• [Work to complete]
The whole listing is to be transcribed exactly as it stands.

Segment Open

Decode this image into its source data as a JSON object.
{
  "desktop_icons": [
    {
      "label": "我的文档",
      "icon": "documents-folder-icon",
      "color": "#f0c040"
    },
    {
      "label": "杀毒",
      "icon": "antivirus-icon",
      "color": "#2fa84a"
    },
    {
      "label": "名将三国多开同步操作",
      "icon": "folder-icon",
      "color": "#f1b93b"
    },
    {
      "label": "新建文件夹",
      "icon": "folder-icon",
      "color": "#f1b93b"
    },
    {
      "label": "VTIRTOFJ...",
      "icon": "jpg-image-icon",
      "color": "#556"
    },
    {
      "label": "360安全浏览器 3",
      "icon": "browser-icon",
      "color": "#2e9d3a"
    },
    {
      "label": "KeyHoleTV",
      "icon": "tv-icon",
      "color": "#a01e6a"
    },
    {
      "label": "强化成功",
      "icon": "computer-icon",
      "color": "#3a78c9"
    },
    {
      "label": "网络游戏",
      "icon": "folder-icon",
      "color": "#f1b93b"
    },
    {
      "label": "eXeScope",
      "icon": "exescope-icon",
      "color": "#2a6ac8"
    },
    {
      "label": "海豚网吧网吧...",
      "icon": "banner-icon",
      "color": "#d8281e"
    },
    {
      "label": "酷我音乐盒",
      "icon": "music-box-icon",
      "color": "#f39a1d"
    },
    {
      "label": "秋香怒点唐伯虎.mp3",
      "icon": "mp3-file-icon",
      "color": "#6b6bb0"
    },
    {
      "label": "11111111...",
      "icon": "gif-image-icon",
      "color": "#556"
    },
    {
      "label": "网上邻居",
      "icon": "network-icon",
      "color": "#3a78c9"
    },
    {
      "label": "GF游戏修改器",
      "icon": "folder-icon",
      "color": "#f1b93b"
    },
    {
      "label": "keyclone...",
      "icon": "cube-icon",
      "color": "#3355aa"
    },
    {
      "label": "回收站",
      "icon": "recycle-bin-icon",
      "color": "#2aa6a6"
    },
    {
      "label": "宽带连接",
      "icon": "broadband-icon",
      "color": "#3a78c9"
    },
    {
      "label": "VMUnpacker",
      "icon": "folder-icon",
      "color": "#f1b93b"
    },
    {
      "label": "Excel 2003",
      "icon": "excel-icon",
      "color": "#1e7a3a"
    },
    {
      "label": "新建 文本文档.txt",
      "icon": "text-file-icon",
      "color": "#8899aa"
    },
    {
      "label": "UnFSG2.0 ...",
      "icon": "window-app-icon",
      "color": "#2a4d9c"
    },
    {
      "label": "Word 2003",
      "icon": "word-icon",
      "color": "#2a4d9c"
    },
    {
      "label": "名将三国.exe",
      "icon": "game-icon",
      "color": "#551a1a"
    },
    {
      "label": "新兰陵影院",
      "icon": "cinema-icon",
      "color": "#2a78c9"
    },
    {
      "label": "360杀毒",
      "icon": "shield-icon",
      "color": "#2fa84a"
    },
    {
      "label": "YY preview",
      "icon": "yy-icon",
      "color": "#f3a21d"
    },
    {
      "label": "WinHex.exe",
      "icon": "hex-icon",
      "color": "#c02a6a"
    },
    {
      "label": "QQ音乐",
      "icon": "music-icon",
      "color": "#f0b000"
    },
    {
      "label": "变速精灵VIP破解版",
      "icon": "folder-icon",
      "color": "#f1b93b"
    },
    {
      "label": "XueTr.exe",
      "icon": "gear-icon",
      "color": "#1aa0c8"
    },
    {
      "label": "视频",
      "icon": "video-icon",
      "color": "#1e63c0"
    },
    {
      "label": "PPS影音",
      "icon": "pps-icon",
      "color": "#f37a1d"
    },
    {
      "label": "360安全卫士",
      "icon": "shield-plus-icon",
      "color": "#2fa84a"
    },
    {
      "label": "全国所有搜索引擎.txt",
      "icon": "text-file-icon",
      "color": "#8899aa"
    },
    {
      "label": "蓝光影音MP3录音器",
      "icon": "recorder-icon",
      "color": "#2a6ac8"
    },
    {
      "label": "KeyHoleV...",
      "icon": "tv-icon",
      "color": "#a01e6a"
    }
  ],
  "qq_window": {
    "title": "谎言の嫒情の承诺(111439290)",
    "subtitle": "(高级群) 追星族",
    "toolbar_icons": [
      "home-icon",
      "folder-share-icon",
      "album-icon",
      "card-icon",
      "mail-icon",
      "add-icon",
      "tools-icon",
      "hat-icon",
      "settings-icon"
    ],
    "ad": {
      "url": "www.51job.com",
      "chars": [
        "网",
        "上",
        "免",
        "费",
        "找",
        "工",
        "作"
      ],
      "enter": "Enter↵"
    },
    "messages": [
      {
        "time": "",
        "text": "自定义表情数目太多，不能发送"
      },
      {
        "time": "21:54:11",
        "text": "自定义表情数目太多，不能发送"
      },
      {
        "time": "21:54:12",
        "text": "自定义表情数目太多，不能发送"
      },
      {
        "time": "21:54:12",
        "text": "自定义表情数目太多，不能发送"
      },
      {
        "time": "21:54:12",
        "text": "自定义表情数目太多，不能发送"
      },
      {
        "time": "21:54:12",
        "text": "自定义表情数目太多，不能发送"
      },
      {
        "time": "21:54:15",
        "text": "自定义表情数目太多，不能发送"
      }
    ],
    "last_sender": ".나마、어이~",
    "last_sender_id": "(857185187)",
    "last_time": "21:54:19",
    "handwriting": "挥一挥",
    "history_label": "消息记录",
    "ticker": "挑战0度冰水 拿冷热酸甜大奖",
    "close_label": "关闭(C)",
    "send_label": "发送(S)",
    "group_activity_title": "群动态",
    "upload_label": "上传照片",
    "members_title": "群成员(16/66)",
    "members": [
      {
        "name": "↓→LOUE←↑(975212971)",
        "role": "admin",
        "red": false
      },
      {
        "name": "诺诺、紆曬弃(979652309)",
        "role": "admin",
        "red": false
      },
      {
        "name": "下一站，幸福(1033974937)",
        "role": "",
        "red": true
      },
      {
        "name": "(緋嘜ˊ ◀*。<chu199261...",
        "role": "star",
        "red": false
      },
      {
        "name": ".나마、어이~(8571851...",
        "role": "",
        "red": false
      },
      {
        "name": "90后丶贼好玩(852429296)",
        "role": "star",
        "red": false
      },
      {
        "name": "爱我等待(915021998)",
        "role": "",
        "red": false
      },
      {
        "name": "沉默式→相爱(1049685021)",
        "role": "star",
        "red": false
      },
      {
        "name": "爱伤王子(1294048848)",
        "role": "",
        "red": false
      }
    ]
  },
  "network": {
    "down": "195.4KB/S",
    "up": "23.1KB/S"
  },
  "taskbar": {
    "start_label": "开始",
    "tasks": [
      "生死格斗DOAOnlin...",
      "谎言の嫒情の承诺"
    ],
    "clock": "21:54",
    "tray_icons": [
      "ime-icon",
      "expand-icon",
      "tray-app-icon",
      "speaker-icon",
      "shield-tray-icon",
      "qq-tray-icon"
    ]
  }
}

Segment Closed

• [Answer area]
Decode this image into its source data as a JSON object.
{
  "desktop_icons": [
    {
      "label": "我的文档",
      "icon": "documents-folder-icon",
      "color": "#f0c040"
    },
    {
      "label": "杀毒",
      "icon": "antivirus-icon",
      "color": "#2fa84a"
    },
    {
      "label": "名将三国多开同步操作",
      "icon": "folder-icon",
      "color": "#f1b93b"
    },
    {
      "label": "新建文件夹",
      "icon": "folder-icon",
      "color": "#f1b93b"
    },
    {
      "label": "VTIRTOFJ...",
      "icon": "jpg-image-icon",
      "color": "#556"
    },
    {
      "label": "360安全浏览器 3",
      "icon": "browser-icon",
      "color": "#2e9d3a"
    },
    {
      "label": "KeyHoleTV",
      "icon": "tv-icon",
      "color": "#a01e6a"
    },
    {
      "label": "强化成功",
      "icon": "computer-icon",
      "color": "#3a78c9"
    },
    {
      "label": "网络游戏",
      "icon": "folder-icon",
      "color": "#f1b93b"
    },
    {
      "label": "eXeScope",
      "icon": "exescope-icon",
      "color": "#2a6ac8"
    },
    {
      "label": "海豚网吧网吧...",
      "icon": "banner-icon",
      "color": "#d8281e"
    },
    {
      "label": "酷我音乐盒",
      "icon": "music-box-icon",
      "color": "#f39a1d"
    },
    {
      "label": "秋香怒点唐伯虎.mp3",
      "icon": "mp3-file-icon",
      "color": "#6b6bb0"
    },
    {
      "label": "11111111...",
      "icon": "gif-image-icon",
      "color": "#556"
    },
    {
      "label": "网上邻居",
      "icon": "network-icon",
      "color": "#3a78c9"
    },
    {
      "label": "GF游戏修改器",
      "icon": "folder-icon",
      "color": "#f1b93b"
    },
    {
      "label": "keyclone...",
      "icon": "cube-icon",
      "color": "#3355aa"
    },
    {
      "label": "回收站",
      "icon": "recycle-bin-icon",
      "color": "#2aa6a6"
    },
    {
      "label": "宽带连接",
      "icon": "broadband-icon",
      "color": "#3a78c9"
    },
    {
      "label": "VMUnpacker",
      "icon": "folder-icon",
      "color": "#f1b93b"
    },
    {
      "label": "Excel 2003",
      "icon": "excel-icon",
      "color": "#1e7a3a"
    },
    {
      "label": "新建 文本文档.txt",
      "icon": "text-file-icon",
      "color": "#8899aa"
    },
    {
      "label": "UnFSG2.0 ...",
      "icon": "window-app-icon",
      "color": "#2a4d9c"
    },
    {
      "label": "Word 2003",
      "icon": "word-icon",
      "color": "#2a4d9c"
    },
    {
      "label": "名将三国.exe",
      "icon": "game-icon",
      "color": "#551a1a"
    },
    {
      "label": "新兰陵影院",
      "icon": "cinema-icon",
      "color": "#2a78c9"
    },
    {
      "label": "360杀毒",
      "icon": "shield-icon",
      "color": "#2fa84a"
    },
    {
      "label": "YY preview",
      "icon": "yy-icon",
      "color": "#f3a21d"
    },
    {
      "label": "WinHex.exe",
      "icon": "hex-icon",
      "color": "#c02a6a"
    },
    {
      "label": "QQ音乐",
      "icon": "music-icon",
      "color": "#f0b000"
    },
    {
      "label": "变速精灵VIP破解版",
      "icon": "folder-icon",
      "color": "#f1b93b"
    },
    {
      "label": "XueTr.exe",
      "icon": "gear-icon",
      "color": "#1aa0c8"
    },
    {
      "label": "视频",
      "icon": "video-icon",
      "color": "#1e63c0"
    },
    {
      "label": "PPS影音",
      "icon": "pps-icon",
      "color": "#f37a1d"
    },
    {
      "label": "360安全卫士",
      "icon": "shield-plus-icon",
      "color": "#2fa84a"
    },
    {
      "label": "全国所有搜索引擎.txt",
      "icon": "text-file-icon",
      "color": "#8899aa"
    },
    {
      "label": "蓝光影音MP3录音器",
      "icon": "recorder-icon",
      "color": "#2a6ac8"
    },
    {
      "label": "KeyHoleV...",
      "icon": "tv-icon",
      "color": "#a01e6a"
    }
  ],
  "qq_window": {
    "title": "谎言の嫒情の承诺(111439290)",
    "subtitle": "(高级群) 追星族",
    "toolbar_icons": [
      "home-icon",
      "folder-share-icon",
      "album-icon",
      "card-icon",
      "mail-icon",
      "add-icon",
      "tools-icon",
      "hat-icon",
      "settings-icon"
    ],
    "ad": {
      "url": "www.51job.com",
      "chars": [
        "网",
        "上",
        "免",
        "费",
        "找",
        "工",
        "作"
      ],
      "enter": "Enter↵"
    },
    "messages": [
      {
        "time": "",
        "text": "自定义表情数目太多，不能发送"
      },
      {
        "time": "21:54:11",
        "text": "自定义表情数目太多，不能发送"
      },
      {
        "time": "21:54:12",
        "text": "自定义表情数目太多，不能发送"
      },
      {
        "time": "21:54:12",
        "text": "自定义表情数目太多，不能发送"
      },
      {
        "time": "21:54:12",
        "text": "自定义表情数目太多，不能发送"
      },
      {
        "time": "21:54:12",
        "text": "自定义表情数目太多，不能发送"
      },
      {
        "time": "21:54:15",
        "text": "自定义表情数目太多，不能发送"
      }
    ],
    "last_sender": ".나마、어이~",
    "last_sender_id": "(857185187)",
    "last_time": "21:54:19",
    "handwriting": "挥一挥",
    "history_label": "消息记录",
    "ticker": "挑战0度冰水 拿冷热酸甜大奖",
    "close_label": "关闭(C)",
    "send_label": "发送(S)",
    "group_activity_title": "群动态",
    "upload_label": "上传照片",
    "members_title": "群成员(16/66)",
    "members": [
      {
        "name": "↓→LOUE←↑(975212971)",
        "role": "admin",
        "red": false
      },
      {
        "name": "诺诺、紆曬弃(979652309)",
        "role": "admin",
        "red": false
      },
      {
        "name": "下一站，幸福(1033974937)",
        "role": "",
        "red": true
      },
      {
        "name": "(緋嘜ˊ ◀*。<chu199261...",
        "role": "star",
        "red": false
      },
      {
        "name": ".나마、어이~(8571851...",
        "role": "",
        "red": false
      },
      {
        "name": "90后丶贼好玩(852429296)",
        "role": "star",
        "red": false
      },
      {
        "name": "爱我等待(915021998)",
        "role": "",
        "red": false
      },
      {
        "name": "沉默式→相爱(1049685021)",
        "role": "star",
        "red": false
      },
      {
        "name": "爱伤王子(1294048848)",
        "role": "",
        "red": false
      }
    ]
  },
  "network": {
    "down": "195.4KB/S",
    "up": "23.1KB/S"
  },
  "taskbar": {
    "start_label": "开始",
    "tasks": [
      "生死格斗DOAOnlin...",
      "谎言の嫒情の承诺"
    ],
    "clock": "21:54",
    "tray_icons": [
      "ime-icon",
      "expand-icon",
      "tray-app-icon",
      "speaker-icon",
      "shield-tray-icon",
      "qq-tray-icon"
    ]
  }
}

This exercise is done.